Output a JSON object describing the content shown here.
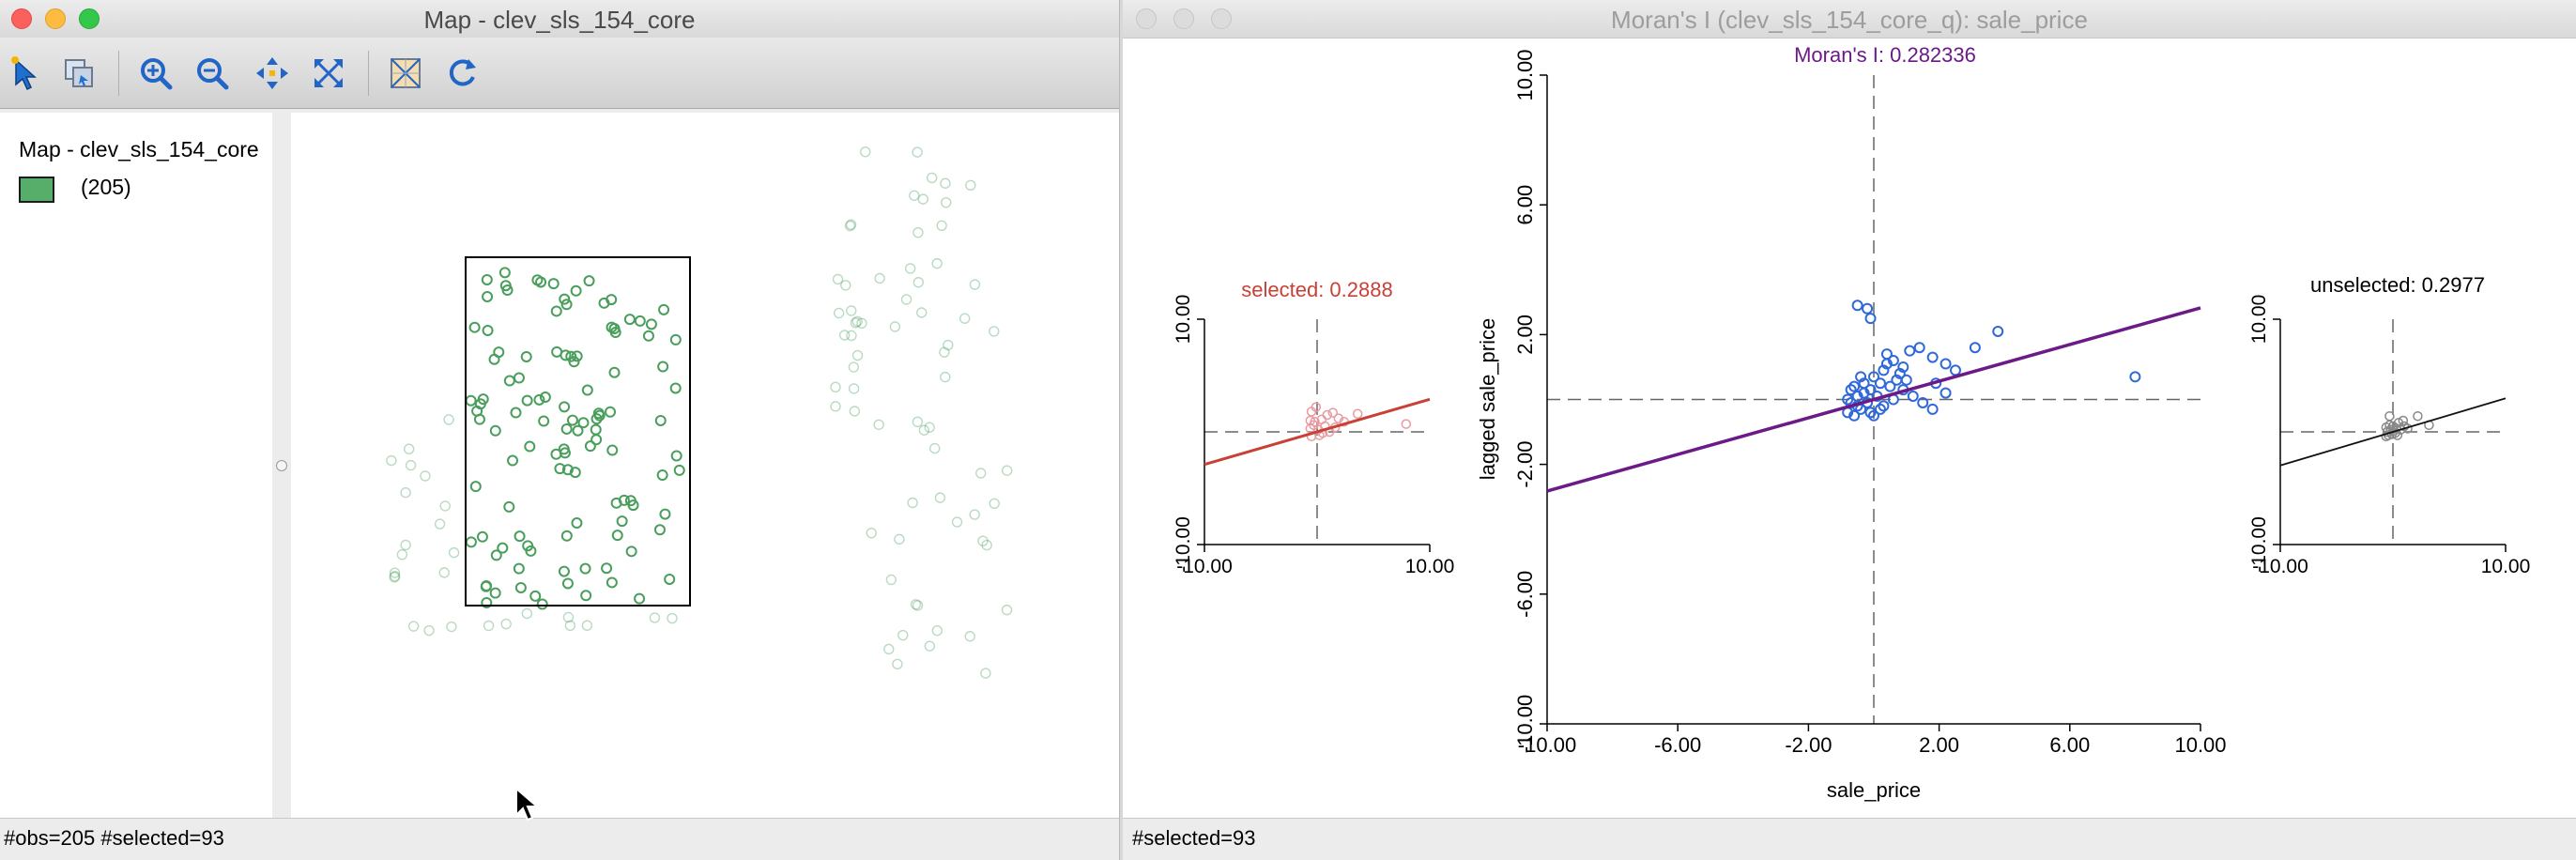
{
  "map_window": {
    "title": "Map - clev_sls_154_core",
    "toolbar": {
      "tools": [
        {
          "name": "select-arrow-icon"
        },
        {
          "name": "selection-shape-icon"
        },
        {
          "name": "zoom-in-icon"
        },
        {
          "name": "zoom-out-icon"
        },
        {
          "name": "pan-icon"
        },
        {
          "name": "full-extent-icon"
        },
        {
          "name": "map-layer-icon"
        },
        {
          "name": "refresh-icon"
        }
      ]
    },
    "legend": {
      "title": "Map - clev_sls_154_core",
      "swatch_color": "#57ad6a",
      "count_label": "(205)"
    },
    "status": "#obs=205 #selected=93"
  },
  "moran_window": {
    "title": "Moran's I (clev_sls_154_core_q): sale_price",
    "status": "#selected=93",
    "main": {
      "title": "Moran's I: 0.282336",
      "xlabel": "sale_price",
      "ylabel": "lagged sale_price",
      "x_ticks": [
        "-10.00",
        "-6.00",
        "-2.00",
        "2.00",
        "6.00",
        "10.00"
      ],
      "y_ticks": [
        "-10.00",
        "-6.00",
        "-2.00",
        "2.00",
        "6.00",
        "10.00"
      ]
    },
    "selected": {
      "title": "selected: 0.2888",
      "x_ticks": [
        "-10.00",
        "10.00"
      ],
      "y_ticks": [
        "-10.00",
        "10.00"
      ]
    },
    "unselected": {
      "title": "unselected: 0.2977",
      "x_ticks": [
        "-10.00",
        "10.00"
      ],
      "y_ticks": [
        "-10.00",
        "10.00"
      ]
    }
  },
  "colors": {
    "regression_main": "#6b1a87",
    "regression_selected": "#c94136",
    "regression_unselected": "#111111",
    "point_selected": "#2f68d8",
    "point_selected_sub": "#e99aa0",
    "point_unselected_sub": "#888888",
    "map_point": "#4a9e5c"
  },
  "chart_data": [
    {
      "type": "scatter",
      "title": "Moran's I: 0.282336",
      "xlabel": "sale_price",
      "ylabel": "lagged sale_price",
      "xlim": [
        -10,
        10
      ],
      "ylim": [
        -10,
        10
      ],
      "slope": 0.282336,
      "intercept": 0.0,
      "points": [
        [
          -0.5,
          2.9
        ],
        [
          -0.2,
          2.8
        ],
        [
          -0.1,
          2.5
        ],
        [
          0.4,
          1.4
        ],
        [
          0.6,
          1.2
        ],
        [
          0.9,
          1.0
        ],
        [
          1.1,
          1.5
        ],
        [
          1.4,
          1.6
        ],
        [
          1.8,
          1.3
        ],
        [
          2.2,
          1.1
        ],
        [
          2.5,
          0.9
        ],
        [
          3.1,
          1.6
        ],
        [
          3.8,
          2.1
        ],
        [
          8.0,
          0.7
        ],
        [
          1.9,
          0.5
        ],
        [
          2.2,
          0.2
        ],
        [
          1.5,
          -0.1
        ],
        [
          1.8,
          -0.3
        ],
        [
          0.7,
          0.6
        ],
        [
          0.9,
          0.3
        ],
        [
          1.2,
          0.1
        ],
        [
          0.3,
          0.9
        ],
        [
          0.0,
          0.7
        ],
        [
          -0.3,
          0.5
        ],
        [
          -0.6,
          0.4
        ],
        [
          -0.5,
          0.1
        ],
        [
          -0.7,
          -0.1
        ],
        [
          -0.4,
          -0.3
        ],
        [
          -0.8,
          -0.4
        ],
        [
          -0.6,
          -0.5
        ],
        [
          -0.2,
          -0.1
        ],
        [
          0.1,
          0.1
        ],
        [
          0.3,
          -0.2
        ],
        [
          0.5,
          0.4
        ],
        [
          -0.3,
          0.2
        ],
        [
          -0.1,
          0.3
        ],
        [
          0.2,
          0.5
        ],
        [
          0.6,
          0.0
        ],
        [
          -0.5,
          -0.2
        ],
        [
          -0.8,
          0.0
        ],
        [
          0.8,
          0.8
        ],
        [
          1.0,
          0.6
        ],
        [
          0.4,
          1.1
        ],
        [
          -0.4,
          0.7
        ],
        [
          -0.1,
          -0.4
        ],
        [
          -0.7,
          0.3
        ],
        [
          0.0,
          -0.5
        ],
        [
          0.2,
          -0.3
        ]
      ]
    },
    {
      "type": "scatter",
      "title": "selected: 0.2888",
      "xlim": [
        -10,
        10
      ],
      "ylim": [
        -10,
        10
      ],
      "slope": 0.2888,
      "intercept": 0.0,
      "points": [
        [
          -0.5,
          1.8
        ],
        [
          -0.1,
          2.2
        ],
        [
          0.4,
          1.1
        ],
        [
          0.9,
          1.5
        ],
        [
          1.4,
          1.7
        ],
        [
          1.9,
          1.2
        ],
        [
          2.4,
          0.9
        ],
        [
          3.6,
          1.6
        ],
        [
          7.9,
          0.7
        ],
        [
          -0.6,
          0.3
        ],
        [
          -0.3,
          0.6
        ],
        [
          0.1,
          0.2
        ],
        [
          0.5,
          -0.1
        ],
        [
          -0.5,
          -0.4
        ],
        [
          -0.2,
          0.9
        ],
        [
          0.7,
          0.5
        ],
        [
          1.1,
          0.0
        ],
        [
          -0.6,
          1.0
        ],
        [
          0.2,
          -0.3
        ],
        [
          1.6,
          0.4
        ]
      ]
    },
    {
      "type": "scatter",
      "title": "unselected: 0.2977",
      "xlim": [
        -10,
        10
      ],
      "ylim": [
        -10,
        10
      ],
      "slope": 0.2977,
      "intercept": 0.0,
      "points": [
        [
          -0.6,
          0.4
        ],
        [
          -0.5,
          0.0
        ],
        [
          -0.4,
          -0.3
        ],
        [
          -0.3,
          0.6
        ],
        [
          -0.2,
          0.2
        ],
        [
          -0.1,
          -0.2
        ],
        [
          0.0,
          0.5
        ],
        [
          0.1,
          0.1
        ],
        [
          0.2,
          -0.1
        ],
        [
          0.3,
          0.3
        ],
        [
          0.5,
          0.8
        ],
        [
          0.7,
          0.2
        ],
        [
          1.0,
          0.5
        ],
        [
          1.3,
          0.3
        ],
        [
          2.2,
          1.4
        ],
        [
          3.2,
          0.6
        ],
        [
          -0.6,
          -0.4
        ],
        [
          -0.3,
          1.4
        ],
        [
          0.4,
          -0.3
        ],
        [
          0.9,
          1.0
        ]
      ]
    }
  ]
}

Exercise aim: Write out all the entries again, word for word, and print no images.

Task output:
Output a JSON object describing the content shown here.
{
  "map_window": {
    "title": "Map - clev_sls_154_core",
    "toolbar": {
      "tools": [
        {
          "name": "select-arrow-icon"
        },
        {
          "name": "selection-shape-icon"
        },
        {
          "name": "zoom-in-icon"
        },
        {
          "name": "zoom-out-icon"
        },
        {
          "name": "pan-icon"
        },
        {
          "name": "full-extent-icon"
        },
        {
          "name": "map-layer-icon"
        },
        {
          "name": "refresh-icon"
        }
      ]
    },
    "legend": {
      "title": "Map - clev_sls_154_core",
      "swatch_color": "#57ad6a",
      "count_label": "(205)"
    },
    "status": "#obs=205 #selected=93"
  },
  "moran_window": {
    "title": "Moran's I (clev_sls_154_core_q): sale_price",
    "status": "#selected=93",
    "main": {
      "title": "Moran's I: 0.282336",
      "xlabel": "sale_price",
      "ylabel": "lagged sale_price",
      "x_ticks": [
        "-10.00",
        "-6.00",
        "-2.00",
        "2.00",
        "6.00",
        "10.00"
      ],
      "y_ticks": [
        "-10.00",
        "-6.00",
        "-2.00",
        "2.00",
        "6.00",
        "10.00"
      ]
    },
    "selected": {
      "title": "selected: 0.2888",
      "x_ticks": [
        "-10.00",
        "10.00"
      ],
      "y_ticks": [
        "-10.00",
        "10.00"
      ]
    },
    "unselected": {
      "title": "unselected: 0.2977",
      "x_ticks": [
        "-10.00",
        "10.00"
      ],
      "y_ticks": [
        "-10.00",
        "10.00"
      ]
    }
  },
  "colors": {
    "regression_main": "#6b1a87",
    "regression_selected": "#c94136",
    "regression_unselected": "#111111",
    "point_selected": "#2f68d8",
    "point_selected_sub": "#e99aa0",
    "point_unselected_sub": "#888888",
    "map_point": "#4a9e5c"
  },
  "chart_data": [
    {
      "type": "scatter",
      "title": "Moran's I: 0.282336",
      "xlabel": "sale_price",
      "ylabel": "lagged sale_price",
      "xlim": [
        -10,
        10
      ],
      "ylim": [
        -10,
        10
      ],
      "slope": 0.282336,
      "intercept": 0.0,
      "points": [
        [
          -0.5,
          2.9
        ],
        [
          -0.2,
          2.8
        ],
        [
          -0.1,
          2.5
        ],
        [
          0.4,
          1.4
        ],
        [
          0.6,
          1.2
        ],
        [
          0.9,
          1.0
        ],
        [
          1.1,
          1.5
        ],
        [
          1.4,
          1.6
        ],
        [
          1.8,
          1.3
        ],
        [
          2.2,
          1.1
        ],
        [
          2.5,
          0.9
        ],
        [
          3.1,
          1.6
        ],
        [
          3.8,
          2.1
        ],
        [
          8.0,
          0.7
        ],
        [
          1.9,
          0.5
        ],
        [
          2.2,
          0.2
        ],
        [
          1.5,
          -0.1
        ],
        [
          1.8,
          -0.3
        ],
        [
          0.7,
          0.6
        ],
        [
          0.9,
          0.3
        ],
        [
          1.2,
          0.1
        ],
        [
          0.3,
          0.9
        ],
        [
          0.0,
          0.7
        ],
        [
          -0.3,
          0.5
        ],
        [
          -0.6,
          0.4
        ],
        [
          -0.5,
          0.1
        ],
        [
          -0.7,
          -0.1
        ],
        [
          -0.4,
          -0.3
        ],
        [
          -0.8,
          -0.4
        ],
        [
          -0.6,
          -0.5
        ],
        [
          -0.2,
          -0.1
        ],
        [
          0.1,
          0.1
        ],
        [
          0.3,
          -0.2
        ],
        [
          0.5,
          0.4
        ],
        [
          -0.3,
          0.2
        ],
        [
          -0.1,
          0.3
        ],
        [
          0.2,
          0.5
        ],
        [
          0.6,
          0.0
        ],
        [
          -0.5,
          -0.2
        ],
        [
          -0.8,
          0.0
        ],
        [
          0.8,
          0.8
        ],
        [
          1.0,
          0.6
        ],
        [
          0.4,
          1.1
        ],
        [
          -0.4,
          0.7
        ],
        [
          -0.1,
          -0.4
        ],
        [
          -0.7,
          0.3
        ],
        [
          0.0,
          -0.5
        ],
        [
          0.2,
          -0.3
        ]
      ]
    },
    {
      "type": "scatter",
      "title": "selected: 0.2888",
      "xlim": [
        -10,
        10
      ],
      "ylim": [
        -10,
        10
      ],
      "slope": 0.2888,
      "intercept": 0.0,
      "points": [
        [
          -0.5,
          1.8
        ],
        [
          -0.1,
          2.2
        ],
        [
          0.4,
          1.1
        ],
        [
          0.9,
          1.5
        ],
        [
          1.4,
          1.7
        ],
        [
          1.9,
          1.2
        ],
        [
          2.4,
          0.9
        ],
        [
          3.6,
          1.6
        ],
        [
          7.9,
          0.7
        ],
        [
          -0.6,
          0.3
        ],
        [
          -0.3,
          0.6
        ],
        [
          0.1,
          0.2
        ],
        [
          0.5,
          -0.1
        ],
        [
          -0.5,
          -0.4
        ],
        [
          -0.2,
          0.9
        ],
        [
          0.7,
          0.5
        ],
        [
          1.1,
          0.0
        ],
        [
          -0.6,
          1.0
        ],
        [
          0.2,
          -0.3
        ],
        [
          1.6,
          0.4
        ]
      ]
    },
    {
      "type": "scatter",
      "title": "unselected: 0.2977",
      "xlim": [
        -10,
        10
      ],
      "ylim": [
        -10,
        10
      ],
      "slope": 0.2977,
      "intercept": 0.0,
      "points": [
        [
          -0.6,
          0.4
        ],
        [
          -0.5,
          0.0
        ],
        [
          -0.4,
          -0.3
        ],
        [
          -0.3,
          0.6
        ],
        [
          -0.2,
          0.2
        ],
        [
          -0.1,
          -0.2
        ],
        [
          0.0,
          0.5
        ],
        [
          0.1,
          0.1
        ],
        [
          0.2,
          -0.1
        ],
        [
          0.3,
          0.3
        ],
        [
          0.5,
          0.8
        ],
        [
          0.7,
          0.2
        ],
        [
          1.0,
          0.5
        ],
        [
          1.3,
          0.3
        ],
        [
          2.2,
          1.4
        ],
        [
          3.2,
          0.6
        ],
        [
          -0.6,
          -0.4
        ],
        [
          -0.3,
          1.4
        ],
        [
          0.4,
          -0.3
        ],
        [
          0.9,
          1.0
        ]
      ]
    }
  ]
}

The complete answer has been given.